◆ SHORT EXERCISE: What follows is a listing; give it again exactly, in its entirety.

◆ MATERIAL SUPPLIED:

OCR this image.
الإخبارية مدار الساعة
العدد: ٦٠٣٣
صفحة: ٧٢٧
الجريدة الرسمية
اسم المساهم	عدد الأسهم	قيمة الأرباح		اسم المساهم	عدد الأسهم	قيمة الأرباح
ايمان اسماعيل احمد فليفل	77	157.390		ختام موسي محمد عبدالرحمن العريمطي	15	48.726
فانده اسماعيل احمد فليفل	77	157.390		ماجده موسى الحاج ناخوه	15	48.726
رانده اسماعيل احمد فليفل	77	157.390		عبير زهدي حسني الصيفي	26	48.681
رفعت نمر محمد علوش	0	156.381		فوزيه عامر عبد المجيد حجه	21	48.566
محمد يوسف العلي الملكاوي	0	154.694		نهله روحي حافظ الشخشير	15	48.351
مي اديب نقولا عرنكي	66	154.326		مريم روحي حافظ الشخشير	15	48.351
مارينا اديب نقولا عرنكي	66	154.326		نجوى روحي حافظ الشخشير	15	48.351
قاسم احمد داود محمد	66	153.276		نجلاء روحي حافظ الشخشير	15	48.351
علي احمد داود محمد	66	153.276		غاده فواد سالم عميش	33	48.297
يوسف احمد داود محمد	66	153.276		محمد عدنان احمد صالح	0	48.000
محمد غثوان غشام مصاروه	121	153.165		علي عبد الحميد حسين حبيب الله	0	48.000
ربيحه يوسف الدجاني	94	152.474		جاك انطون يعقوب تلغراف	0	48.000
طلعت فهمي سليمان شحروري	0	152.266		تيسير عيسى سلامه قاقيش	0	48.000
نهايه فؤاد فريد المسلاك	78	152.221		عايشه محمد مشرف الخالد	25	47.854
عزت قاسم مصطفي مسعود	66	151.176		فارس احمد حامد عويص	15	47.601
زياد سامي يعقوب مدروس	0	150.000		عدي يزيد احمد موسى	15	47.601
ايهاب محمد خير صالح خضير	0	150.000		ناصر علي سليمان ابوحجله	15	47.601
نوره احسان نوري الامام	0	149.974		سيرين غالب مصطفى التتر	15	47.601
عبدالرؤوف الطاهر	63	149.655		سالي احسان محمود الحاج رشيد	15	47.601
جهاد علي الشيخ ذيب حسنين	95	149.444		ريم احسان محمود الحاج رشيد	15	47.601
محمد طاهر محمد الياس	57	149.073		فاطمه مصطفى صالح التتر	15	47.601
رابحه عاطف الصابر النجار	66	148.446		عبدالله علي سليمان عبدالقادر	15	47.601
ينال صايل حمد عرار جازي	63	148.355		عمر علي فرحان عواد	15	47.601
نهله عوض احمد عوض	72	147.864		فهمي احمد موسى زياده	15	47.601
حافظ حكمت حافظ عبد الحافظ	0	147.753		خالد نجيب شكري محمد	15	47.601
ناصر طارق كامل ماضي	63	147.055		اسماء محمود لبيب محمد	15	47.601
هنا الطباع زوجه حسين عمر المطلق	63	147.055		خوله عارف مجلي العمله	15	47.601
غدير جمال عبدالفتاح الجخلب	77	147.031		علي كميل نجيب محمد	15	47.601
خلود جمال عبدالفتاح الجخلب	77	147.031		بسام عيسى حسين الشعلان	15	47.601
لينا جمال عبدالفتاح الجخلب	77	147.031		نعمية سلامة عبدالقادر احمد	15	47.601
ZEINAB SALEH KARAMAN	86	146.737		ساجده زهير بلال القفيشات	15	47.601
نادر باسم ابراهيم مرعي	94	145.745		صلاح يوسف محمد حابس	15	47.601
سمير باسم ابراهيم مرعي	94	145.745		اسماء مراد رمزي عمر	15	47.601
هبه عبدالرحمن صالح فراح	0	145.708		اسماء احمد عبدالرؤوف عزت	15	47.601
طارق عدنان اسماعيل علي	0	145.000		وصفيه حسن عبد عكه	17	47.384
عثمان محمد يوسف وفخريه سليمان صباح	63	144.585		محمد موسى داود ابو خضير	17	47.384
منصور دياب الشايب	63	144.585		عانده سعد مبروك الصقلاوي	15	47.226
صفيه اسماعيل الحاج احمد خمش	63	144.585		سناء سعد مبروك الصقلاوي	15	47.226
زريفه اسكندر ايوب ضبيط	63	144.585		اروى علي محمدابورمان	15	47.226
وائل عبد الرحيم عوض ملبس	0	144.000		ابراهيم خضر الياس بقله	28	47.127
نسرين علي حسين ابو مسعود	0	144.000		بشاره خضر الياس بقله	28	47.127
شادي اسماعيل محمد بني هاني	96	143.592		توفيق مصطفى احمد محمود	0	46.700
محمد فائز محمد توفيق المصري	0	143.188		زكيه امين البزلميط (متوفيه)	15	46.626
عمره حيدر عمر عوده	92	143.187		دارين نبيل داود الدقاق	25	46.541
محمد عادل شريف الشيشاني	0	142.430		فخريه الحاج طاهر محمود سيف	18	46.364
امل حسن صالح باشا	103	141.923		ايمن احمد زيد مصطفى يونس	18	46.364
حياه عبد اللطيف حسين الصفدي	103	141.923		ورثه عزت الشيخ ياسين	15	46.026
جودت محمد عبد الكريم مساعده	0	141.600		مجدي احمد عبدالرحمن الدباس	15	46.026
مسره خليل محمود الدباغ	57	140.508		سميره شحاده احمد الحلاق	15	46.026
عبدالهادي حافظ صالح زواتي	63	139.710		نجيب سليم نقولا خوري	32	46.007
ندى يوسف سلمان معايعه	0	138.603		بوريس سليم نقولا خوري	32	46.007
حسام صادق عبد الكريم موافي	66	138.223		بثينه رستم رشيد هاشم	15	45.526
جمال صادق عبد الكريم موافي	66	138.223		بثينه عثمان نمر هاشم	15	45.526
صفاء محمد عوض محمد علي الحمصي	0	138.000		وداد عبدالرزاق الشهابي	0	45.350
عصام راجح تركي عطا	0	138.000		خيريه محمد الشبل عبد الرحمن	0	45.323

◆ EXERCISE RESULT:
OCR this image.
الإخبارية مدار الساعة
العدد: ٦٠٣٣
صفحة: ٧٢٧
الجريدة الرسمية
اسم المساهم	عدد الأسهم	قيمة الأرباح		اسم المساهم	عدد الأسهم	قيمة الأرباح
ايمان اسماعيل احمد فليفل	77	157.390		ختام موسي محمد عبدالرحمن العريمطي	15	48.726
فانده اسماعيل احمد فليفل	77	157.390		ماجده موسى الحاج ناخوه	15	48.726
رانده اسماعيل احمد فليفل	77	157.390		عبير زهدي حسني الصيفي	26	48.681
رفعت نمر محمد علوش	0	156.381		فوزيه عامر عبد المجيد حجه	21	48.566
محمد يوسف العلي الملكاوي	0	154.694		نهله روحي حافظ الشخشير	15	48.351
مي اديب نقولا عرنكي	66	154.326		مريم روحي حافظ الشخشير	15	48.351
مارينا اديب نقولا عرنكي	66	154.326		نجوى روحي حافظ الشخشير	15	48.351
قاسم احمد داود محمد	66	153.276		نجلاء روحي حافظ الشخشير	15	48.351
علي احمد داود محمد	66	153.276		غاده فواد سالم عميش	33	48.297
يوسف احمد داود محمد	66	153.276		محمد عدنان احمد صالح	0	48.000
محمد غثوان غشام مصاروه	121	153.165		علي عبد الحميد حسين حبيب الله	0	48.000
ربيحه يوسف الدجاني	94	152.474		جاك انطون يعقوب تلغراف	0	48.000
طلعت فهمي سليمان شحروري	0	152.266		تيسير عيسى سلامه قاقيش	0	48.000
نهايه فؤاد فريد المسلاك	78	152.221		عايشه محمد مشرف الخالد	25	47.854
عزت قاسم مصطفي مسعود	66	151.176		فارس احمد حامد عويص	15	47.601
زياد سامي يعقوب مدروس	0	150.000		عدي يزيد احمد موسى	15	47.601
ايهاب محمد خير صالح خضير	0	150.000		ناصر علي سليمان ابوحجله	15	47.601
نوره احسان نوري الامام	0	149.974		سيرين غالب مصطفى التتر	15	47.601
عبدالرؤوف الطاهر	63	149.655		سالي احسان محمود الحاج رشيد	15	47.601
جهاد علي الشيخ ذيب حسنين	95	149.444		ريم احسان محمود الحاج رشيد	15	47.601
محمد طاهر محمد الياس	57	149.073		فاطمه مصطفى صالح التتر	15	47.601
رابحه عاطف الصابر النجار	66	148.446		عبدالله علي سليمان عبدالقادر	15	47.601
ينال صايل حمد عرار جازي	63	148.355		عمر علي فرحان عواد	15	47.601
نهله عوض احمد عوض	72	147.864		فهمي احمد موسى زياده	15	47.601
حافظ حكمت حافظ عبد الحافظ	0	147.753		خالد نجيب شكري محمد	15	47.601
ناصر طارق كامل ماضي	63	147.055		اسماء محمود لبيب محمد	15	47.601
هنا الطباع زوجه حسين عمر المطلق	63	147.055		خوله عارف مجلي العمله	15	47.601
غدير جمال عبدالفتاح الجخلب	77	147.031		علي كميل نجيب محمد	15	47.601
خلود جمال عبدالفتاح الجخلب	77	147.031		بسام عيسى حسين الشعلان	15	47.601
لينا جمال عبدالفتاح الجخلب	77	147.031		نعمية سلامة عبدالقادر احمد	15	47.601
ZEINAB SALEH KARAMAN	86	146.737		ساجده زهير بلال القفيشات	15	47.601
نادر باسم ابراهيم مرعي	94	145.745		صلاح يوسف محمد حابس	15	47.601
سمير باسم ابراهيم مرعي	94	145.745		اسماء مراد رمزي عمر	15	47.601
هبه عبدالرحمن صالح فراح	0	145.708		اسماء احمد عبدالرؤوف عزت	15	47.601
طارق عدنان اسماعيل علي	0	145.000		وصفيه حسن عبد عكه	17	47.384
عثمان محمد يوسف وفخريه سليمان صباح	63	144.585		محمد موسى داود ابو خضير	17	47.384
منصور دياب الشايب	63	144.585		عانده سعد مبروك الصقلاوي	15	47.226
صفيه اسماعيل الحاج احمد خمش	63	144.585		سناء سعد مبروك الصقلاوي	15	47.226
زريفه اسكندر ايوب ضبيط	63	144.585		اروى علي محمدابورمان	15	47.226
وائل عبد الرحيم عوض ملبس	0	144.000		ابراهيم خضر الياس بقله	28	47.127
نسرين علي حسين ابو مسعود	0	144.000		بشاره خضر الياس بقله	28	47.127
شادي اسماعيل محمد بني هاني	96	143.592		توفيق مصطفى احمد محمود	0	46.700
محمد فائز محمد توفيق المصري	0	143.188		زكيه امين البزلميط (متوفيه)	15	46.626
عمره حيدر عمر عوده	92	143.187		دارين نبيل داود الدقاق	25	46.541
محمد عادل شريف الشيشاني	0	142.430		فخريه الحاج طاهر محمود سيف	18	46.364
امل حسن صالح باشا	103	141.923		ايمن احمد زيد مصطفى يونس	18	46.364
حياه عبد اللطيف حسين الصفدي	103	141.923		ورثه عزت الشيخ ياسين	15	46.026
جودت محمد عبد الكريم مساعده	0	141.600		مجدي احمد عبدالرحمن الدباس	15	46.026
مسره خليل محمود الدباغ	57	140.508		سميره شحاده احمد الحلاق	15	46.026
عبدالهادي حافظ صالح زواتي	63	139.710		نجيب سليم نقولا خوري	32	46.007
ندى يوسف سلمان معايعه	0	138.603		بوريس سليم نقولا خوري	32	46.007
حسام صادق عبد الكريم موافي	66	138.223		بثينه رستم رشيد هاشم	15	45.526
جمال صادق عبد الكريم موافي	66	138.223		بثينه عثمان نمر هاشم	15	45.526
صفاء محمد عوض محمد علي الحمصي	0	138.000		وداد عبدالرزاق الشهابي	0	45.350
عصام راجح تركي عطا	0	138.000		خيريه محمد الشبل عبد الرحمن	0	45.323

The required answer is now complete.